Source records =>
>>
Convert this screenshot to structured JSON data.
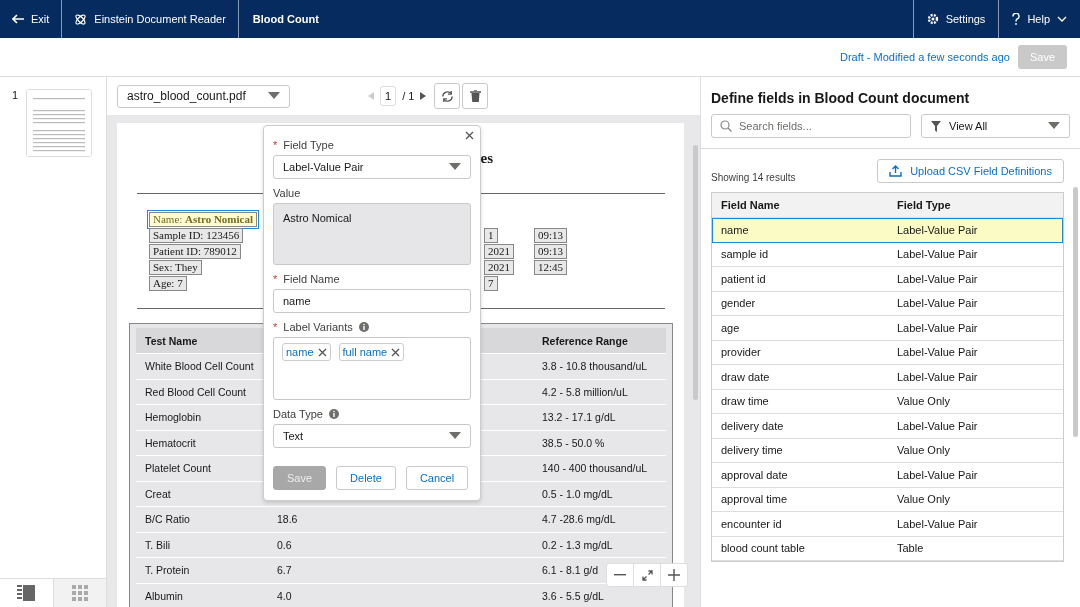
{
  "header": {
    "exit": "Exit",
    "app": "Einstein Document Reader",
    "title": "Blood Count",
    "settings": "Settings",
    "help": "Help"
  },
  "subheader": {
    "status": "Draft - Modified a few seconds ago",
    "save": {
      "label": "Save",
      "disabled": true
    }
  },
  "thumbnails": [
    {
      "page": "1"
    }
  ],
  "viewer": {
    "file": "astro_blood_count.pdf",
    "page": "1",
    "total": "/ 1",
    "document": {
      "title_fragment": "es",
      "fields": [
        {
          "label": "Name: **Astro Nomical**",
          "selected": true
        },
        {
          "label": "Sample ID: 123456",
          "selected": false,
          "date": "1",
          "time": "09:13"
        },
        {
          "label": "Patient ID: 789012",
          "selected": false,
          "date": "2021",
          "time": "09:13"
        },
        {
          "label": "Sex: They",
          "selected": false,
          "date": "2021",
          "time": "12:45"
        },
        {
          "label": "Age: 7",
          "selected": false,
          "date": "7"
        }
      ],
      "table": {
        "columns": [
          "Test Name",
          "Reference Range"
        ],
        "rows": [
          {
            "test_name": "White Blood Cell Count",
            "reference_range": "3.8 - 10.8 thousand/uL"
          },
          {
            "test_name": "Red Blood Cell Count",
            "reference_range": "4.2 - 5.8 million/uL"
          },
          {
            "test_name": "Hemoglobin",
            "reference_range": "13.2 - 17.1 g/dL"
          },
          {
            "test_name": "Hematocrit",
            "reference_range": "38.5 - 50.0 %"
          },
          {
            "test_name": "Platelet Count",
            "reference_range": "140 - 400 thousand/uL"
          },
          {
            "test_name": "Creat",
            "reference_range": "0.5 - 1.0 mg/dL"
          },
          {
            "test_name": "B/C Ratio",
            "result": "18.6",
            "reference_range": "4.7 -28.6 mg/dL"
          },
          {
            "test_name": "T. Bili",
            "result": "0.6",
            "reference_range": "0.2 - 1.3 mg/dL"
          },
          {
            "test_name": "T. Protein",
            "result": "6.7",
            "reference_range": "6.1 - 8.1 g/d"
          },
          {
            "test_name": "Albumin",
            "result": "4.0",
            "reference_range": "3.6 - 5.5 g/dL"
          }
        ]
      }
    }
  },
  "popover": {
    "field_type": {
      "label": "Field Type",
      "required_mark": "*",
      "value": "Label-Value Pair"
    },
    "value": {
      "label": "Value",
      "value": "Astro Nomical"
    },
    "field_name": {
      "label": "Field Name",
      "required_mark": "*",
      "value": "name"
    },
    "label_variants": {
      "label": "Label Variants",
      "required_mark": "*",
      "pills": [
        "name",
        "full name"
      ]
    },
    "data_type": {
      "label": "Data Type",
      "value": "Text"
    },
    "buttons": [
      {
        "label": "Save",
        "disabled": true
      },
      {
        "label": "Delete",
        "disabled": false
      },
      {
        "label": "Cancel",
        "disabled": false
      }
    ]
  },
  "panel": {
    "title": "Define fields in Blood Count document",
    "search": {
      "placeholder": "Search fields..."
    },
    "filter": "View All",
    "upload": "Upload CSV Field Definitions",
    "count": "Showing 14 results",
    "columns": [
      "Field Name",
      "Field Type"
    ],
    "rows": [
      {
        "name": "name",
        "type": "Label-Value Pair",
        "selected": true
      },
      {
        "name": "sample id",
        "type": "Label-Value Pair",
        "selected": false
      },
      {
        "name": "patient id",
        "type": "Label-Value Pair",
        "selected": false
      },
      {
        "name": "gender",
        "type": "Label-Value Pair",
        "selected": false
      },
      {
        "name": "age",
        "type": "Label-Value Pair",
        "selected": false
      },
      {
        "name": "provider",
        "type": "Label-Value Pair",
        "selected": false
      },
      {
        "name": "draw date",
        "type": "Label-Value Pair",
        "selected": false
      },
      {
        "name": "draw time",
        "type": "Value Only",
        "selected": false
      },
      {
        "name": "delivery date",
        "type": "Label-Value Pair",
        "selected": false
      },
      {
        "name": "delivery time",
        "type": "Value Only",
        "selected": false
      },
      {
        "name": "approval date",
        "type": "Label-Value Pair",
        "selected": false
      },
      {
        "name": "approval time",
        "type": "Value Only",
        "selected": false
      },
      {
        "name": "encounter id",
        "type": "Label-Value Pair",
        "selected": false
      },
      {
        "name": "blood count table",
        "type": "Table",
        "selected": false
      }
    ]
  }
}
<<
Task =>
The pictures stay out of the copy. Set down the entries above precisely.

Response =>
Convert this screenshot to structured JSON data.
{
  "header": {
    "exit": "Exit",
    "app": "Einstein Document Reader",
    "title": "Blood Count",
    "settings": "Settings",
    "help": "Help"
  },
  "subheader": {
    "status": "Draft - Modified a few seconds ago",
    "save": {
      "label": "Save",
      "disabled": true
    }
  },
  "thumbnails": [
    {
      "page": "1"
    }
  ],
  "viewer": {
    "file": "astro_blood_count.pdf",
    "page": "1",
    "total": "/ 1",
    "document": {
      "title_fragment": "es",
      "fields": [
        {
          "label": "Name: **Astro Nomical**",
          "selected": true
        },
        {
          "label": "Sample ID: 123456",
          "selected": false,
          "date": "1",
          "time": "09:13"
        },
        {
          "label": "Patient ID: 789012",
          "selected": false,
          "date": "2021",
          "time": "09:13"
        },
        {
          "label": "Sex: They",
          "selected": false,
          "date": "2021",
          "time": "12:45"
        },
        {
          "label": "Age: 7",
          "selected": false,
          "date": "7"
        }
      ],
      "table": {
        "columns": [
          "Test Name",
          "Reference Range"
        ],
        "rows": [
          {
            "test_name": "White Blood Cell Count",
            "reference_range": "3.8 - 10.8 thousand/uL"
          },
          {
            "test_name": "Red Blood Cell Count",
            "reference_range": "4.2 - 5.8 million/uL"
          },
          {
            "test_name": "Hemoglobin",
            "reference_range": "13.2 - 17.1 g/dL"
          },
          {
            "test_name": "Hematocrit",
            "reference_range": "38.5 - 50.0 %"
          },
          {
            "test_name": "Platelet Count",
            "reference_range": "140 - 400 thousand/uL"
          },
          {
            "test_name": "Creat",
            "reference_range": "0.5 - 1.0 mg/dL"
          },
          {
            "test_name": "B/C Ratio",
            "result": "18.6",
            "reference_range": "4.7 -28.6 mg/dL"
          },
          {
            "test_name": "T. Bili",
            "result": "0.6",
            "reference_range": "0.2 - 1.3 mg/dL"
          },
          {
            "test_name": "T. Protein",
            "result": "6.7",
            "reference_range": "6.1 - 8.1 g/d"
          },
          {
            "test_name": "Albumin",
            "result": "4.0",
            "reference_range": "3.6 - 5.5 g/dL"
          }
        ]
      }
    }
  },
  "popover": {
    "field_type": {
      "label": "Field Type",
      "required_mark": "*",
      "value": "Label-Value Pair"
    },
    "value": {
      "label": "Value",
      "value": "Astro Nomical"
    },
    "field_name": {
      "label": "Field Name",
      "required_mark": "*",
      "value": "name"
    },
    "label_variants": {
      "label": "Label Variants",
      "required_mark": "*",
      "pills": [
        "name",
        "full name"
      ]
    },
    "data_type": {
      "label": "Data Type",
      "value": "Text"
    },
    "buttons": [
      {
        "label": "Save",
        "disabled": true
      },
      {
        "label": "Delete",
        "disabled": false
      },
      {
        "label": "Cancel",
        "disabled": false
      }
    ]
  },
  "panel": {
    "title": "Define fields in Blood Count document",
    "search": {
      "placeholder": "Search fields..."
    },
    "filter": "View All",
    "upload": "Upload CSV Field Definitions",
    "count": "Showing 14 results",
    "columns": [
      "Field Name",
      "Field Type"
    ],
    "rows": [
      {
        "name": "name",
        "type": "Label-Value Pair",
        "selected": true
      },
      {
        "name": "sample id",
        "type": "Label-Value Pair",
        "selected": false
      },
      {
        "name": "patient id",
        "type": "Label-Value Pair",
        "selected": false
      },
      {
        "name": "gender",
        "type": "Label-Value Pair",
        "selected": false
      },
      {
        "name": "age",
        "type": "Label-Value Pair",
        "selected": false
      },
      {
        "name": "provider",
        "type": "Label-Value Pair",
        "selected": false
      },
      {
        "name": "draw date",
        "type": "Label-Value Pair",
        "selected": false
      },
      {
        "name": "draw time",
        "type": "Value Only",
        "selected": false
      },
      {
        "name": "delivery date",
        "type": "Label-Value Pair",
        "selected": false
      },
      {
        "name": "delivery time",
        "type": "Value Only",
        "selected": false
      },
      {
        "name": "approval date",
        "type": "Label-Value Pair",
        "selected": false
      },
      {
        "name": "approval time",
        "type": "Value Only",
        "selected": false
      },
      {
        "name": "encounter id",
        "type": "Label-Value Pair",
        "selected": false
      },
      {
        "name": "blood count table",
        "type": "Table",
        "selected": false
      }
    ]
  }
}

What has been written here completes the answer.